(Collected data entries)
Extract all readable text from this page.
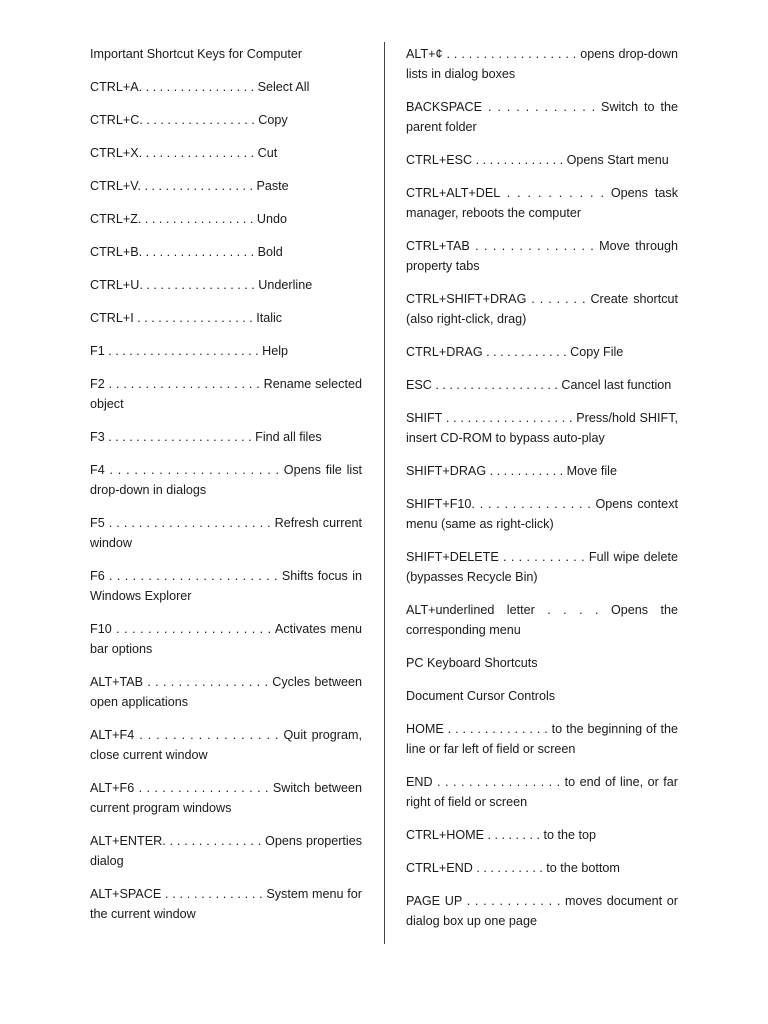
Important Shortcut Keys for Computer

CTRL+A. . . . . . . . . . . . . . . . . Select All

CTRL+C. . . . . . . . . . . . . . . . . Copy

CTRL+X. . . . . . . . . . . . . . . . . Cut

CTRL+V. . . . . . . . . . . . . . . . . Paste

CTRL+Z. . . . . . . . . . . . . . . . . Undo

CTRL+B. . . . . . . . . . . . . . . . . Bold

CTRL+U. . . . . . . . . . . . . . . . . Underline

CTRL+I . . . . . . . . . . . . . . . . . Italic

F1 . . . . . . . . . . . . . . . . . . . . . . Help

F2 . . . . . . . . . . . . . . . . . . . . . Rename selected object

F3 . . . . . . . . . . . . . . . . . . . . . Find all files

F4 . . . . . . . . . . . . . . . . . . . . . Opens file list drop-down in dialogs

F5 . . . . . . . . . . . . . . . . . . . . . . Refresh current window

F6 . . . . . . . . . . . . . . . . . . . . . . Shifts focus in Windows Explorer

F10 . . . . . . . . . . . . . . . . . . . . Activates menu bar options

ALT+TAB . . . . . . . . . . . . . . . . Cycles between open applications

ALT+F4 . . . . . . . . . . . . . . . . . Quit program, close current window

ALT+F6 . . . . . . . . . . . . . . . . . Switch between current program windows

ALT+ENTER. . . . . . . . . . . . . . Opens properties dialog

ALT+SPACE . . . . . . . . . . . . . . System menu for the current window

ALT+¢ . . . . . . . . . . . . . . . . . . opens drop-down lists in dialog boxes

BACKSPACE . . . . . . . . . . . . Switch to the parent folder

CTRL+ESC . . . . . . . . . . . . . Opens Start menu

CTRL+ALT+DEL . . . . . . . . . . Opens task manager, reboots the computer

CTRL+TAB . . . . . . . . . . . . . . Move through property tabs

CTRL+SHIFT+DRAG . . . . . . . Create shortcut (also right-click, drag)

CTRL+DRAG . . . . . . . . . . . . Copy File

ESC . . . . . . . . . . . . . . . . . . Cancel last function

SHIFT . . . . . . . . . . . . . . . . . . Press/hold SHIFT, insert CD-ROM to bypass auto-play

SHIFT+DRAG . . . . . . . . . . . Move file

SHIFT+F10. . . . . . . . . . . . . . . Opens context menu (same as right-click)

SHIFT+DELETE . . . . . . . . . . . Full wipe delete (bypasses Recycle Bin)

ALT+underlined letter . . . . Opens the corresponding menu

PC Keyboard Shortcuts

Document Cursor Controls

HOME . . . . . . . . . . . . . . to the beginning of the line or far left of field or screen

END . . . . . . . . . . . . . . . . to end of line, or far right of field or screen

CTRL+HOME . . . . . . . . to the top

CTRL+END . . . . . . . . . . to the bottom

PAGE UP . . . . . . . . . . . . moves document or dialog box up one page
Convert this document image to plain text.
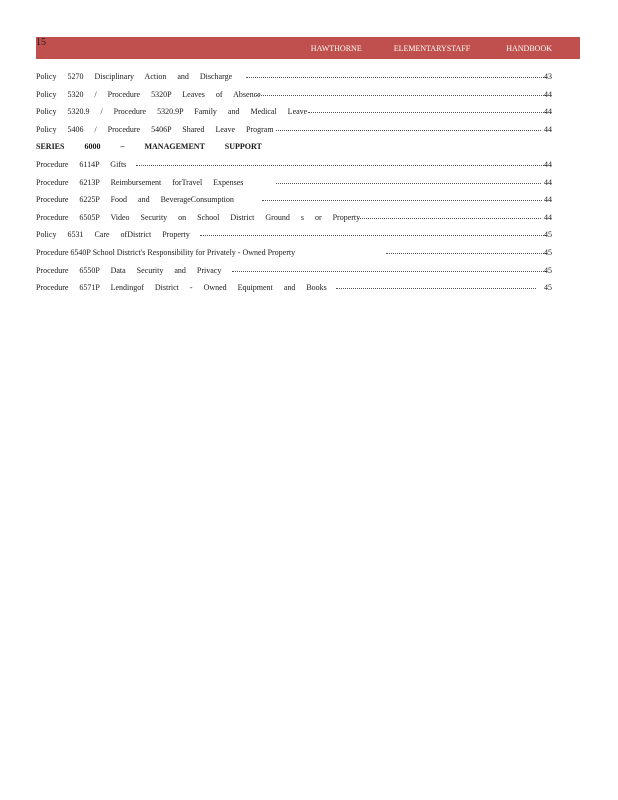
15
HAWTHORNE	ELEMENTARYSTAFF	HANDBOOK
Policy 5270 Disciplinary Action and Discharge	43
Policy 5320 / Procedure 5320P Leaves of Absence	44
Policy 5320.9 / Procedure 5320.9P Family and Medical Leave	44
Policy 5406 / Procedure 5406P Shared Leave Program	44
SERIES 6000 – MANAGEMENT SUPPORT
Procedure 6114P Gifts	44
Procedure 6213P Reimbursement forTravel Expenses	44
Procedure 6225P Food and BeverageConsumption	44
Procedure 6505P Video Security on School District Ground s or Property	44
Policy 6531 Care ofDistrict Property	45
Procedure 6540P School District's Responsibility for Privately - Owned Property	45
Procedure 6550P Data Security and Privacy	45
Procedure 6571P Lendingof District - Owned Equipment and Books	45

• **What is asked**:
Your copy of the data should match it exactly, except that pictures are left out.

• **Correct result**:
Extract all readable text from this page.
Important Shortcut Keys for Computer

CTRL+A. . . . . . . . . . . . . . . . . Select All

CTRL+C. . . . . . . . . . . . . . . . . Copy

CTRL+X. . . . . . . . . . . . . . . . . Cut

CTRL+V. . . . . . . . . . . . . . . . . Paste

CTRL+Z. . . . . . . . . . . . . . . . . Undo

CTRL+B. . . . . . . . . . . . . . . . . Bold

CTRL+U. . . . . . . . . . . . . . . . . Underline

CTRL+I . . . . . . . . . . . . . . . . . Italic

F1 . . . . . . . . . . . . . . . . . . . . . . Help

F2 . . . . . . . . . . . . . . . . . . . . . Rename selected object

F3 . . . . . . . . . . . . . . . . . . . . . Find all files

F4 . . . . . . . . . . . . . . . . . . . . . Opens file list drop-down in dialogs

F5 . . . . . . . . . . . . . . . . . . . . . . Refresh current window

F6 . . . . . . . . . . . . . . . . . . . . . . Shifts focus in Windows Explorer

F10 . . . . . . . . . . . . . . . . . . . . Activates menu bar options

ALT+TAB . . . . . . . . . . . . . . . . Cycles between open applications

ALT+F4 . . . . . . . . . . . . . . . . . Quit program, close current window

ALT+F6 . . . . . . . . . . . . . . . . . Switch between current program windows

ALT+ENTER. . . . . . . . . . . . . . Opens properties dialog

ALT+SPACE . . . . . . . . . . . . . . System menu for the current window

ALT+¢ . . . . . . . . . . . . . . . . . . opens drop-down lists in dialog boxes

BACKSPACE . . . . . . . . . . . . Switch to the parent folder

CTRL+ESC . . . . . . . . . . . . . Opens Start menu

CTRL+ALT+DEL . . . . . . . . . . Opens task manager, reboots the computer

CTRL+TAB . . . . . . . . . . . . . . Move through property tabs

CTRL+SHIFT+DRAG . . . . . . . Create shortcut (also right-click, drag)

CTRL+DRAG . . . . . . . . . . . . Copy File

ESC . . . . . . . . . . . . . . . . . . Cancel last function

SHIFT . . . . . . . . . . . . . . . . . . Press/hold SHIFT, insert CD-ROM to bypass auto-play

SHIFT+DRAG . . . . . . . . . . . Move file

SHIFT+F10. . . . . . . . . . . . . . . Opens context menu (same as right-click)

SHIFT+DELETE . . . . . . . . . . . Full wipe delete (bypasses Recycle Bin)

ALT+underlined letter . . . . Opens the corresponding menu

PC Keyboard Shortcuts

Document Cursor Controls

HOME . . . . . . . . . . . . . . to the beginning of the line or far left of field or screen

END . . . . . . . . . . . . . . . . to end of line, or far right of field or screen

CTRL+HOME . . . . . . . . to the top

CTRL+END . . . . . . . . . . to the bottom

PAGE UP . . . . . . . . . . . . moves document or dialog box up one page
Convert this document image to plain text.
15
HAWTHORNE	ELEMENTARYSTAFF	HANDBOOK
Policy 5270 Disciplinary Action and Discharge	43
Policy 5320 / Procedure 5320P Leaves of Absence	44
Policy 5320.9 / Procedure 5320.9P Family and Medical Leave	44
Policy 5406 / Procedure 5406P Shared Leave Program	44
SERIES 6000 – MANAGEMENT SUPPORT
Procedure 6114P Gifts	44
Procedure 6213P Reimbursement forTravel Expenses	44
Procedure 6225P Food and BeverageConsumption	44
Procedure 6505P Video Security on School District Ground s or Property	44
Policy 6531 Care ofDistrict Property	45
Procedure 6540P School District's Responsibility for Privately - Owned Property	45
Procedure 6550P Data Security and Privacy	45
Procedure 6571P Lendingof District - Owned Equipment and Books	45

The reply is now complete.